▶ [Problem] Tally the lines below that contain "effect". The number is the whole answer.

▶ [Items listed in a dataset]
##############################

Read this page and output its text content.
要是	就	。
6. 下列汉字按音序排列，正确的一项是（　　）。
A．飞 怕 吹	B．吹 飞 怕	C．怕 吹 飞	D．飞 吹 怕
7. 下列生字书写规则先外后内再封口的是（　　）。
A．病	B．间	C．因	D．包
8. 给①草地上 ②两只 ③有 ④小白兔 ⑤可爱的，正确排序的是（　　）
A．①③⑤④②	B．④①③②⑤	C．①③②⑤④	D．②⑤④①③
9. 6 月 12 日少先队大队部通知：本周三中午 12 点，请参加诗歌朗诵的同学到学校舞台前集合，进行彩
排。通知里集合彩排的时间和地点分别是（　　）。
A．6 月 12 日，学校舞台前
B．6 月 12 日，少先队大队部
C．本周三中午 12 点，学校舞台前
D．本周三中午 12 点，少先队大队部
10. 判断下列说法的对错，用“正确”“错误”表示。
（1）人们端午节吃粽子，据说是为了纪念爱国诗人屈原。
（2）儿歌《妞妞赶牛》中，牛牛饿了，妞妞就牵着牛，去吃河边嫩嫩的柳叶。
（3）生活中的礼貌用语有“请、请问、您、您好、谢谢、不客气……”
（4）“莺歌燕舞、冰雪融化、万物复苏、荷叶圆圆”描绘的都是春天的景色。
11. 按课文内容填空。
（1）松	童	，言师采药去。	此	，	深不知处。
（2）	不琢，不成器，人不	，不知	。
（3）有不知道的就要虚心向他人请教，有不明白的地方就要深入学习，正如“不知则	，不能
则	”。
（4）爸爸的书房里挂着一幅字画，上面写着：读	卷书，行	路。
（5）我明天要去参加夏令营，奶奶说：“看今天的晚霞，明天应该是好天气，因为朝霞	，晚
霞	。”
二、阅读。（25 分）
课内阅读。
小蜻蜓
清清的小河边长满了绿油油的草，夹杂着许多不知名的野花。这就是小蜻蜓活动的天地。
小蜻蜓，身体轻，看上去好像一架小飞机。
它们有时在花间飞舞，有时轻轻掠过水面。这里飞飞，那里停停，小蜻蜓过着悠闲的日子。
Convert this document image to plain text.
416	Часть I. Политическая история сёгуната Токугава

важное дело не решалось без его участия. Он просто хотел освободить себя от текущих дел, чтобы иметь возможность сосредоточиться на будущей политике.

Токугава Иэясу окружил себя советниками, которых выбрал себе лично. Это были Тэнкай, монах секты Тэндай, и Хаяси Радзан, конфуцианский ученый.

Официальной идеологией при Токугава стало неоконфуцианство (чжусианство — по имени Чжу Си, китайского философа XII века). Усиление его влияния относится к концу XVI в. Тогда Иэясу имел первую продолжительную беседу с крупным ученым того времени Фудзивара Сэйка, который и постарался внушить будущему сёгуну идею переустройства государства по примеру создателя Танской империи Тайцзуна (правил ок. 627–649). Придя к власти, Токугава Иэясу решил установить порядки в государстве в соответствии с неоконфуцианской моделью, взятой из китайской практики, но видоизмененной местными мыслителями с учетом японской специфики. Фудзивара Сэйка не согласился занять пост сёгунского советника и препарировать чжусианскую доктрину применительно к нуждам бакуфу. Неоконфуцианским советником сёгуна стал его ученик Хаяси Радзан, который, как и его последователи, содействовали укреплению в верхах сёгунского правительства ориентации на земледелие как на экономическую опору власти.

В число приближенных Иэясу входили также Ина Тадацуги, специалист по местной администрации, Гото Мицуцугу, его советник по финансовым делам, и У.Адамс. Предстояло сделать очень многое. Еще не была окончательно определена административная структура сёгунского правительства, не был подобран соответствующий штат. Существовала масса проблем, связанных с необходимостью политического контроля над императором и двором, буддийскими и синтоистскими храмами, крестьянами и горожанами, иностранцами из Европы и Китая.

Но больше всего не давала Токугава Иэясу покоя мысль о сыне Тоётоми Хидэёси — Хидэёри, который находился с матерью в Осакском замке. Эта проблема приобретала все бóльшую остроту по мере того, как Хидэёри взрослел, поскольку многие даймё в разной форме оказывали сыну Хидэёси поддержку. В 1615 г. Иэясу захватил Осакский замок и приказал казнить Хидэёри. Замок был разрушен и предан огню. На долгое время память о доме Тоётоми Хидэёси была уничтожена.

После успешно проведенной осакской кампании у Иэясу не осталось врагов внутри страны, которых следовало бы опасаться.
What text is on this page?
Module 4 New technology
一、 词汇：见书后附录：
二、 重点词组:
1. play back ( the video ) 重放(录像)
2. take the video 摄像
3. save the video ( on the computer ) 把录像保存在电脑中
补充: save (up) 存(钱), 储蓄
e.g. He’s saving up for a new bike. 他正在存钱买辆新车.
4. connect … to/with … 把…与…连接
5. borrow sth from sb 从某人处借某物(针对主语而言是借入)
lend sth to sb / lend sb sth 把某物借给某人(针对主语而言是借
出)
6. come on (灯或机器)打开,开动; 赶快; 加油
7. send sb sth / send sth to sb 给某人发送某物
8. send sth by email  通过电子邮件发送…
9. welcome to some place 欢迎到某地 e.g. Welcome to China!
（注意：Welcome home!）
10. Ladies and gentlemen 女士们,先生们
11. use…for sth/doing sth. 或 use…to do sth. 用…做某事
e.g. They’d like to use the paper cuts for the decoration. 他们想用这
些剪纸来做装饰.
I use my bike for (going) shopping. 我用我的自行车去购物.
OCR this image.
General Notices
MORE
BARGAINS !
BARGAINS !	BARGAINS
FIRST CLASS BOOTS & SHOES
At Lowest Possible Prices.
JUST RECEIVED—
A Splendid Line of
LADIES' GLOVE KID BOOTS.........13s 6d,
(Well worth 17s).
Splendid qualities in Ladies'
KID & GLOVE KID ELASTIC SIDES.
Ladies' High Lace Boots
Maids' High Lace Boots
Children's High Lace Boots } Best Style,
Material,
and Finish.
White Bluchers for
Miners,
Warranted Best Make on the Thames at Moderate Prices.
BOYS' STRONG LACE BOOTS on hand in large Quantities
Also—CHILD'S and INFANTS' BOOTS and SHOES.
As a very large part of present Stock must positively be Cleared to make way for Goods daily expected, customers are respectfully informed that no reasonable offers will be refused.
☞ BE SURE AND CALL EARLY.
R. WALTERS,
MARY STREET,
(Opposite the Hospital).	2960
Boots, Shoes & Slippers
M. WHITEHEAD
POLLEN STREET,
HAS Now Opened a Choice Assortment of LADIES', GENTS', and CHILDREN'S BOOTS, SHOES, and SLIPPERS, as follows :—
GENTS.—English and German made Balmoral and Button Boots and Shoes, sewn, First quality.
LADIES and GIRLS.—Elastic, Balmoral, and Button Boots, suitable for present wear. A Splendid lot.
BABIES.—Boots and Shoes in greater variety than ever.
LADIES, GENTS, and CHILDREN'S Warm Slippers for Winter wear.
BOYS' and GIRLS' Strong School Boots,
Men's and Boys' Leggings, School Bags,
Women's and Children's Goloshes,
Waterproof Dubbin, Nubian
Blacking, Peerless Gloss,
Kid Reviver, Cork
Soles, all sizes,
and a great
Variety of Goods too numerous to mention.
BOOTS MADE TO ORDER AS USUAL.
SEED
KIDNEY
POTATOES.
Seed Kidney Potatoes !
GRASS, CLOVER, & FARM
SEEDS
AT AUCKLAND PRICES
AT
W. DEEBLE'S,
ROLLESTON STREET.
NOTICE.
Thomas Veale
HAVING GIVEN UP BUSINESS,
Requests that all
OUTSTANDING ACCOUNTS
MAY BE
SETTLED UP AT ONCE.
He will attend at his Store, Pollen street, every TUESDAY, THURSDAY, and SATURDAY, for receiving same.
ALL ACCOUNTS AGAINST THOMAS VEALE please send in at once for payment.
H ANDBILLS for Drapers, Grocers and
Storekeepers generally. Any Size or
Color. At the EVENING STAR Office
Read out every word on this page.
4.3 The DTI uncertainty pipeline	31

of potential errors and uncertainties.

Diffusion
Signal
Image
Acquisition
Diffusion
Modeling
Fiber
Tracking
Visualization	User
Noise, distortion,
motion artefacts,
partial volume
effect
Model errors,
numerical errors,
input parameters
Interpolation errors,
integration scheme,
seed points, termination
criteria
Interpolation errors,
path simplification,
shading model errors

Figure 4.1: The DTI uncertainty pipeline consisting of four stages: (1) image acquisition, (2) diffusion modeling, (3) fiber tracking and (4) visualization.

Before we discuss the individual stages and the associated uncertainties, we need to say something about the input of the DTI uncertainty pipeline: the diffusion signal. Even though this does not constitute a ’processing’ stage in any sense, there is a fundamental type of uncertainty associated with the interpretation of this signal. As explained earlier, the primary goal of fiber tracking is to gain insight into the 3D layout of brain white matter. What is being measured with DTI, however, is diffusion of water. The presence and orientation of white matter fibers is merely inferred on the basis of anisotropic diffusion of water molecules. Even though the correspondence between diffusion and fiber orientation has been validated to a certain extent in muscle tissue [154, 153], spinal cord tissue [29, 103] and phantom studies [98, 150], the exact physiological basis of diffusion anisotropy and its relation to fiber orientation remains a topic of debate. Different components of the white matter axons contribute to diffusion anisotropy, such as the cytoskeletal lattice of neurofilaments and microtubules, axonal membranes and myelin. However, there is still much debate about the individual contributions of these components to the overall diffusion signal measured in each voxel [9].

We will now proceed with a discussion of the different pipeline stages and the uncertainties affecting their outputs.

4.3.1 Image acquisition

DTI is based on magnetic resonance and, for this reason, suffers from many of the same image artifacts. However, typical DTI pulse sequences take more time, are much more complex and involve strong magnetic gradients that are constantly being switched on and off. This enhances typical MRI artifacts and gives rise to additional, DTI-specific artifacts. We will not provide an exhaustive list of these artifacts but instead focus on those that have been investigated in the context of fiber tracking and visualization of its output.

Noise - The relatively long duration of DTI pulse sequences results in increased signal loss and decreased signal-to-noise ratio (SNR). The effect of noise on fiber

##############################

▶ [Solved problem] 2